Information given start

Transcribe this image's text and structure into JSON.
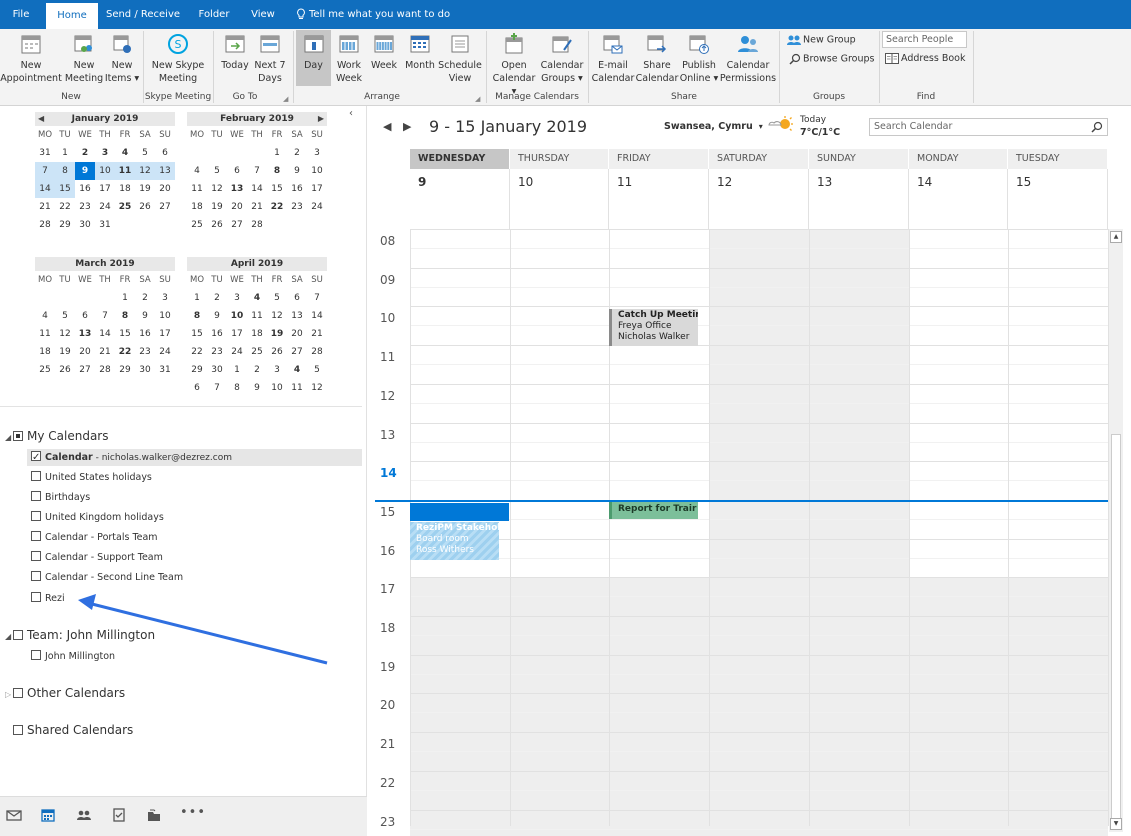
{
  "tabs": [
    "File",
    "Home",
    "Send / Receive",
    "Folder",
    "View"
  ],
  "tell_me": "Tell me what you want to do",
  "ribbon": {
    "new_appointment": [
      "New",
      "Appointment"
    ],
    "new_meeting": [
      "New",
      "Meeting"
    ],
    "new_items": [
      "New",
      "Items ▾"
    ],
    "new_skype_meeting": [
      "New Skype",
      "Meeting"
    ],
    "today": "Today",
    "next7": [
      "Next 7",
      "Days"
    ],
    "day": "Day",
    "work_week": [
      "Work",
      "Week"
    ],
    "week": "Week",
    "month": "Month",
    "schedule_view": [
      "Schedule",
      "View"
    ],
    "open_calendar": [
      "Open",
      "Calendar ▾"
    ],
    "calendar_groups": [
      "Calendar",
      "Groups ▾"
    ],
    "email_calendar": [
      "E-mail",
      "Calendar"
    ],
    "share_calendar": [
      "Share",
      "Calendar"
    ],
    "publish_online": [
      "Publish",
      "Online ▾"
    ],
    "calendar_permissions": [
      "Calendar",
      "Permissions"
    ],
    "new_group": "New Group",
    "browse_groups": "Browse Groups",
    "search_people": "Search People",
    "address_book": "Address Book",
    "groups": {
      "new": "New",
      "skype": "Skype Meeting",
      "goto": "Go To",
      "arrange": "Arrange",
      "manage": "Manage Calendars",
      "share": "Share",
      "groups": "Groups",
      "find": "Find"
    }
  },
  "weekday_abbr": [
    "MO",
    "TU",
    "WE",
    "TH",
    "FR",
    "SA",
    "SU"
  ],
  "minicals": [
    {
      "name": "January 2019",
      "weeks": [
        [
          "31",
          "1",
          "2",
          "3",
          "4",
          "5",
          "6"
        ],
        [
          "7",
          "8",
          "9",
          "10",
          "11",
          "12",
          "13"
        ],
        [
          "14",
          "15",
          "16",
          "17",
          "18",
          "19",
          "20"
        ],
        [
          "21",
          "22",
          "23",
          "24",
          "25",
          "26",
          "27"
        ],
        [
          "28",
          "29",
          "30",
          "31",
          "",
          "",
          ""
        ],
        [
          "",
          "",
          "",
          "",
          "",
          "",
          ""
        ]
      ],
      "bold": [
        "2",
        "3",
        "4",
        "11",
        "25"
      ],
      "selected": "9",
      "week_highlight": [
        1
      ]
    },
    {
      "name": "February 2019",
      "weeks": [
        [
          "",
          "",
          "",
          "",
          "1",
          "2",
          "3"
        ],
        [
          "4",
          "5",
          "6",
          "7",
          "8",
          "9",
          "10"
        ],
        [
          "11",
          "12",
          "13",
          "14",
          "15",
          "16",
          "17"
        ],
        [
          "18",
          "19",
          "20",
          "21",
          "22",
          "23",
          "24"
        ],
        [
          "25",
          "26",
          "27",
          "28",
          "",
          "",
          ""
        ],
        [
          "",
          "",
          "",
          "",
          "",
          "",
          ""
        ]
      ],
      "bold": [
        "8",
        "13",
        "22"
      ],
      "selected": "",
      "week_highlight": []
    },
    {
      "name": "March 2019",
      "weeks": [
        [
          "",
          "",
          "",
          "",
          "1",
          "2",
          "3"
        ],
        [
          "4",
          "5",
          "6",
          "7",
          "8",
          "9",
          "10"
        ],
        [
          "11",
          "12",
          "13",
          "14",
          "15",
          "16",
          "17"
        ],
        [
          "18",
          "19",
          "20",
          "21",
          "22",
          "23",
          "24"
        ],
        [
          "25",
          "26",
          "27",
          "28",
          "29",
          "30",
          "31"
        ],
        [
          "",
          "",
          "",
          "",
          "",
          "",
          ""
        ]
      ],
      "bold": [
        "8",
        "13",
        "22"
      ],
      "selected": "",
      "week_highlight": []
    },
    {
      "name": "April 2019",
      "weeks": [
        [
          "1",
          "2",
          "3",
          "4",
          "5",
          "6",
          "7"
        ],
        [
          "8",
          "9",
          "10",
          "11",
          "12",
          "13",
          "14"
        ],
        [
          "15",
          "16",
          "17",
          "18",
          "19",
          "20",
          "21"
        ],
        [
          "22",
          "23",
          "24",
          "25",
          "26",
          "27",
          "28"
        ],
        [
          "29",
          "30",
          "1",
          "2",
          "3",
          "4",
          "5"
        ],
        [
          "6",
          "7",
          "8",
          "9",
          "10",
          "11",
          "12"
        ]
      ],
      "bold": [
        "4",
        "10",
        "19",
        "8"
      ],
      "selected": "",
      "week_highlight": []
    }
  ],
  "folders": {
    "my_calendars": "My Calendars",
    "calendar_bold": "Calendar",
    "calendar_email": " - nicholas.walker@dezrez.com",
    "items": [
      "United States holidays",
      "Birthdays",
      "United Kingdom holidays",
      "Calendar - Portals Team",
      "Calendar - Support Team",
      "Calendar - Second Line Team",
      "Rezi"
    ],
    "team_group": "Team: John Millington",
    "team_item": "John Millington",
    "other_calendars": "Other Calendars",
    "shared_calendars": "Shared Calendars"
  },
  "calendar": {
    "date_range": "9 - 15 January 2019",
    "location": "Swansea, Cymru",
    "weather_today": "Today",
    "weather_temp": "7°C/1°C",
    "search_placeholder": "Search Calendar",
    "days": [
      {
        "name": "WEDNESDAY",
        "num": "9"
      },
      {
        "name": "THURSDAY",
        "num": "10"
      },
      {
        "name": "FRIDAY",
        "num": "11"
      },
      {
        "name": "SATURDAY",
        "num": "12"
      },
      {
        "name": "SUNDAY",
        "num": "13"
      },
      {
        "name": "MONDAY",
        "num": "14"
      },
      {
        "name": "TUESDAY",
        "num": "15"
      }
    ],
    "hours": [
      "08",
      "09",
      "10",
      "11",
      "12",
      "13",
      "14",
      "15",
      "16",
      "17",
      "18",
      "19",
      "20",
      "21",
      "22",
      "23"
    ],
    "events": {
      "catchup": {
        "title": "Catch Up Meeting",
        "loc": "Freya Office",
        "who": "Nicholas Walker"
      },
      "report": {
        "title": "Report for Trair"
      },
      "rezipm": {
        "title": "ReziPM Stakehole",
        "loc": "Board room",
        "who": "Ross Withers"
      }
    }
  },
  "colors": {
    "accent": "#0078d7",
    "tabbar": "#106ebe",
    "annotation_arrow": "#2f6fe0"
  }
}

Information given end

Task brief:
Check every line of the data, and copy the ones that contain "January".

Output:
      "name": "January 2019",
    "date_range": "9 - 15 January 2019",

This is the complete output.